▶ _DATASET RECORDS_
** start **

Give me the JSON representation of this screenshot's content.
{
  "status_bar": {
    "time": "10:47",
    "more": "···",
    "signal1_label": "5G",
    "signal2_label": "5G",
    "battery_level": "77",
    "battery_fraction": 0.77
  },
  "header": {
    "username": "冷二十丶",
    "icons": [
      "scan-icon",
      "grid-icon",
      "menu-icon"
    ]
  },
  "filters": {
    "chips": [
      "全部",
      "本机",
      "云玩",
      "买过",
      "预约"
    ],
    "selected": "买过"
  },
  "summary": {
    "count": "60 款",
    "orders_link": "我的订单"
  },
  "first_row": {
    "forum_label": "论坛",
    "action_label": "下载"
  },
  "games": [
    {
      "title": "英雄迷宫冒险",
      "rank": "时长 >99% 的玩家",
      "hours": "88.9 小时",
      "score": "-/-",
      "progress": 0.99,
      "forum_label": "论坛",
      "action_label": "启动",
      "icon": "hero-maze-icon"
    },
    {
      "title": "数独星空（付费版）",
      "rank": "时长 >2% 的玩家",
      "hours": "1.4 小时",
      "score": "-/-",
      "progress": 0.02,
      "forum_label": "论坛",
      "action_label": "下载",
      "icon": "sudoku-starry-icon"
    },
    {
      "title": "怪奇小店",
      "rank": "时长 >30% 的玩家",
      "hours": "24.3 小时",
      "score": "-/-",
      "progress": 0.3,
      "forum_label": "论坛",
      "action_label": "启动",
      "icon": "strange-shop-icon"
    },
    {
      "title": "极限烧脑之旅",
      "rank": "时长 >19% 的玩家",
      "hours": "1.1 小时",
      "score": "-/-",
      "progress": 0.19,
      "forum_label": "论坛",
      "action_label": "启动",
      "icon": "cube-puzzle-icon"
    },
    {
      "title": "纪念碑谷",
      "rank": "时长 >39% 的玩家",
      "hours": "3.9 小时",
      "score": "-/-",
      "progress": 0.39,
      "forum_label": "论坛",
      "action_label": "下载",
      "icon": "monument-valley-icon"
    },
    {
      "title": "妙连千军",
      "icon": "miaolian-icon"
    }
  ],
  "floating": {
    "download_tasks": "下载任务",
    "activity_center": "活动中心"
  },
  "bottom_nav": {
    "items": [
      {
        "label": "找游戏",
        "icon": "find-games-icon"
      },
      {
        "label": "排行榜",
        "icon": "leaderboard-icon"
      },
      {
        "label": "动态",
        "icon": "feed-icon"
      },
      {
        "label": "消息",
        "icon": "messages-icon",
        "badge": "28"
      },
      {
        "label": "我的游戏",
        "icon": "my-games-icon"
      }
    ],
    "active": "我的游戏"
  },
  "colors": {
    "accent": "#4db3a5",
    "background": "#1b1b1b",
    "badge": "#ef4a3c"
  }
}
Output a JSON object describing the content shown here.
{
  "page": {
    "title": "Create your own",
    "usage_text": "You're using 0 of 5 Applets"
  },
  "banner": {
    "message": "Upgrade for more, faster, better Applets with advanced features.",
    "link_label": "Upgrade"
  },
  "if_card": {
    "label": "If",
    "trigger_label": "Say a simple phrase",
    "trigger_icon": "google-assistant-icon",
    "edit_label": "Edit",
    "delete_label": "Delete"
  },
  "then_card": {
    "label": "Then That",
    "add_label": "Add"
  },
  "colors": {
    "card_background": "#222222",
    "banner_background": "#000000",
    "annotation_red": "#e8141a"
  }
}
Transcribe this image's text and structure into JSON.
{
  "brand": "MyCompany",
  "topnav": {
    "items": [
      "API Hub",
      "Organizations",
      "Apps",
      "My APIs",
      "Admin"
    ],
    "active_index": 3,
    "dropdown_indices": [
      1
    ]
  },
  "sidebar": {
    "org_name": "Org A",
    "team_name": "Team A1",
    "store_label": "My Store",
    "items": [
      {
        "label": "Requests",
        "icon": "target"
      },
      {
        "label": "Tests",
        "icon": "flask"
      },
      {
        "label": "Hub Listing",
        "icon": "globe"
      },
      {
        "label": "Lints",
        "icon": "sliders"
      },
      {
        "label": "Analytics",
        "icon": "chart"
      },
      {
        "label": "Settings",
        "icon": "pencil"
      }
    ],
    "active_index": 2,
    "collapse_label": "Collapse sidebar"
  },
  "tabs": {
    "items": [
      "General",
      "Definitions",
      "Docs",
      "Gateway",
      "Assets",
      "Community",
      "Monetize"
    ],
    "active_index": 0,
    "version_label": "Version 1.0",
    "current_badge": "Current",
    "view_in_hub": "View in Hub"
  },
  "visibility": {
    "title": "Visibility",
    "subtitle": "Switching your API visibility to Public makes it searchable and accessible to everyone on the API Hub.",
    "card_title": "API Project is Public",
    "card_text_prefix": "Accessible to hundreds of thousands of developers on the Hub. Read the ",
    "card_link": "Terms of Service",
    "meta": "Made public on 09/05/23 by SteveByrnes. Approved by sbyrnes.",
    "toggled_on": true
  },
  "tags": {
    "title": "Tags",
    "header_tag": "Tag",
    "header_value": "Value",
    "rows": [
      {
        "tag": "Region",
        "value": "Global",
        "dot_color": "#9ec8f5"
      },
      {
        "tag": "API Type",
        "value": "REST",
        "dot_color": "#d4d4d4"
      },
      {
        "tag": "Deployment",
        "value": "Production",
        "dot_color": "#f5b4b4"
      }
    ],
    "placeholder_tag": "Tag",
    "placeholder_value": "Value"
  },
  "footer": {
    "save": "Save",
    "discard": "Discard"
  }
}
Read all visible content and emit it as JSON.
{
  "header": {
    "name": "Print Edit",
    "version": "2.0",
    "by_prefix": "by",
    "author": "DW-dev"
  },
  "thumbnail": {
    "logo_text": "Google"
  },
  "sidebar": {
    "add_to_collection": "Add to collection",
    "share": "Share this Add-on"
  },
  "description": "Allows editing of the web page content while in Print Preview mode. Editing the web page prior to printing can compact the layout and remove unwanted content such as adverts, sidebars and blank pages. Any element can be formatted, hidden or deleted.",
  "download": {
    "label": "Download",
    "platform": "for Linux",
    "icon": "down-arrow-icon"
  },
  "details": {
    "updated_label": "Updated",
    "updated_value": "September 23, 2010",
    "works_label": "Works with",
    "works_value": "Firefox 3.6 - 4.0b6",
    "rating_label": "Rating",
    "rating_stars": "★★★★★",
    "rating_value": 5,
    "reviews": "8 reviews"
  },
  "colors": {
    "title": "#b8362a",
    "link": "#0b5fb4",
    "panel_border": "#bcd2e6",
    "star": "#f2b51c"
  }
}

** end **

▶ _EXERCISE PROMPT_
Write out the whole listing exactly.

▶ _SOLUTION TO THIS TASK_
Give me the JSON representation of this screenshot's content.
{
  "status_bar": {
    "time": "10:47",
    "more": "···",
    "signal1_label": "5G",
    "signal2_label": "5G",
    "battery_level": "77",
    "battery_fraction": 0.77
  },
  "header": {
    "username": "冷二十丶",
    "icons": [
      "scan-icon",
      "grid-icon",
      "menu-icon"
    ]
  },
  "filters": {
    "chips": [
      "全部",
      "本机",
      "云玩",
      "买过",
      "预约"
    ],
    "selected": "买过"
  },
  "summary": {
    "count": "60 款",
    "orders_link": "我的订单"
  },
  "first_row": {
    "forum_label": "论坛",
    "action_label": "下载"
  },
  "games": [
    {
      "title": "英雄迷宫冒险",
      "rank": "时长 >99% 的玩家",
      "hours": "88.9 小时",
      "score": "-/-",
      "progress": 0.99,
      "forum_label": "论坛",
      "action_label": "启动",
      "icon": "hero-maze-icon"
    },
    {
      "title": "数独星空（付费版）",
      "rank": "时长 >2% 的玩家",
      "hours": "1.4 小时",
      "score": "-/-",
      "progress": 0.02,
      "forum_label": "论坛",
      "action_label": "下载",
      "icon": "sudoku-starry-icon"
    },
    {
      "title": "怪奇小店",
      "rank": "时长 >30% 的玩家",
      "hours": "24.3 小时",
      "score": "-/-",
      "progress": 0.3,
      "forum_label": "论坛",
      "action_label": "启动",
      "icon": "strange-shop-icon"
    },
    {
      "title": "极限烧脑之旅",
      "rank": "时长 >19% 的玩家",
      "hours": "1.1 小时",
      "score": "-/-",
      "progress": 0.19,
      "forum_label": "论坛",
      "action_label": "启动",
      "icon": "cube-puzzle-icon"
    },
    {
      "title": "纪念碑谷",
      "rank": "时长 >39% 的玩家",
      "hours": "3.9 小时",
      "score": "-/-",
      "progress": 0.39,
      "forum_label": "论坛",
      "action_label": "下载",
      "icon": "monument-valley-icon"
    },
    {
      "title": "妙连千军",
      "icon": "miaolian-icon"
    }
  ],
  "floating": {
    "download_tasks": "下载任务",
    "activity_center": "活动中心"
  },
  "bottom_nav": {
    "items": [
      {
        "label": "找游戏",
        "icon": "find-games-icon"
      },
      {
        "label": "排行榜",
        "icon": "leaderboard-icon"
      },
      {
        "label": "动态",
        "icon": "feed-icon"
      },
      {
        "label": "消息",
        "icon": "messages-icon",
        "badge": "28"
      },
      {
        "label": "我的游戏",
        "icon": "my-games-icon"
      }
    ],
    "active": "我的游戏"
  },
  "colors": {
    "accent": "#4db3a5",
    "background": "#1b1b1b",
    "badge": "#ef4a3c"
  }
}
Output a JSON object describing the content shown here.
{
  "page": {
    "title": "Create your own",
    "usage_text": "You're using 0 of 5 Applets"
  },
  "banner": {
    "message": "Upgrade for more, faster, better Applets with advanced features.",
    "link_label": "Upgrade"
  },
  "if_card": {
    "label": "If",
    "trigger_label": "Say a simple phrase",
    "trigger_icon": "google-assistant-icon",
    "edit_label": "Edit",
    "delete_label": "Delete"
  },
  "then_card": {
    "label": "Then That",
    "add_label": "Add"
  },
  "colors": {
    "card_background": "#222222",
    "banner_background": "#000000",
    "annotation_red": "#e8141a"
  }
}
Transcribe this image's text and structure into JSON.
{
  "brand": "MyCompany",
  "topnav": {
    "items": [
      "API Hub",
      "Organizations",
      "Apps",
      "My APIs",
      "Admin"
    ],
    "active_index": 3,
    "dropdown_indices": [
      1
    ]
  },
  "sidebar": {
    "org_name": "Org A",
    "team_name": "Team A1",
    "store_label": "My Store",
    "items": [
      {
        "label": "Requests",
        "icon": "target"
      },
      {
        "label": "Tests",
        "icon": "flask"
      },
      {
        "label": "Hub Listing",
        "icon": "globe"
      },
      {
        "label": "Lints",
        "icon": "sliders"
      },
      {
        "label": "Analytics",
        "icon": "chart"
      },
      {
        "label": "Settings",
        "icon": "pencil"
      }
    ],
    "active_index": 2,
    "collapse_label": "Collapse sidebar"
  },
  "tabs": {
    "items": [
      "General",
      "Definitions",
      "Docs",
      "Gateway",
      "Assets",
      "Community",
      "Monetize"
    ],
    "active_index": 0,
    "version_label": "Version 1.0",
    "current_badge": "Current",
    "view_in_hub": "View in Hub"
  },
  "visibility": {
    "title": "Visibility",
    "subtitle": "Switching your API visibility to Public makes it searchable and accessible to everyone on the API Hub.",
    "card_title": "API Project is Public",
    "card_text_prefix": "Accessible to hundreds of thousands of developers on the Hub. Read the ",
    "card_link": "Terms of Service",
    "meta": "Made public on 09/05/23 by SteveByrnes. Approved by sbyrnes.",
    "toggled_on": true
  },
  "tags": {
    "title": "Tags",
    "header_tag": "Tag",
    "header_value": "Value",
    "rows": [
      {
        "tag": "Region",
        "value": "Global",
        "dot_color": "#9ec8f5"
      },
      {
        "tag": "API Type",
        "value": "REST",
        "dot_color": "#d4d4d4"
      },
      {
        "tag": "Deployment",
        "value": "Production",
        "dot_color": "#f5b4b4"
      }
    ],
    "placeholder_tag": "Tag",
    "placeholder_value": "Value"
  },
  "footer": {
    "save": "Save",
    "discard": "Discard"
  }
}
Read all visible content and emit it as JSON.
{
  "header": {
    "name": "Print Edit",
    "version": "2.0",
    "by_prefix": "by",
    "author": "DW-dev"
  },
  "thumbnail": {
    "logo_text": "Google"
  },
  "sidebar": {
    "add_to_collection": "Add to collection",
    "share": "Share this Add-on"
  },
  "description": "Allows editing of the web page content while in Print Preview mode. Editing the web page prior to printing can compact the layout and remove unwanted content such as adverts, sidebars and blank pages. Any element can be formatted, hidden or deleted.",
  "download": {
    "label": "Download",
    "platform": "for Linux",
    "icon": "down-arrow-icon"
  },
  "details": {
    "updated_label": "Updated",
    "updated_value": "September 23, 2010",
    "works_label": "Works with",
    "works_value": "Firefox 3.6 - 4.0b6",
    "rating_label": "Rating",
    "rating_stars": "★★★★★",
    "rating_value": 5,
    "reviews": "8 reviews"
  },
  "colors": {
    "title": "#b8362a",
    "link": "#0b5fb4",
    "panel_border": "#bcd2e6",
    "star": "#f2b51c"
  }
}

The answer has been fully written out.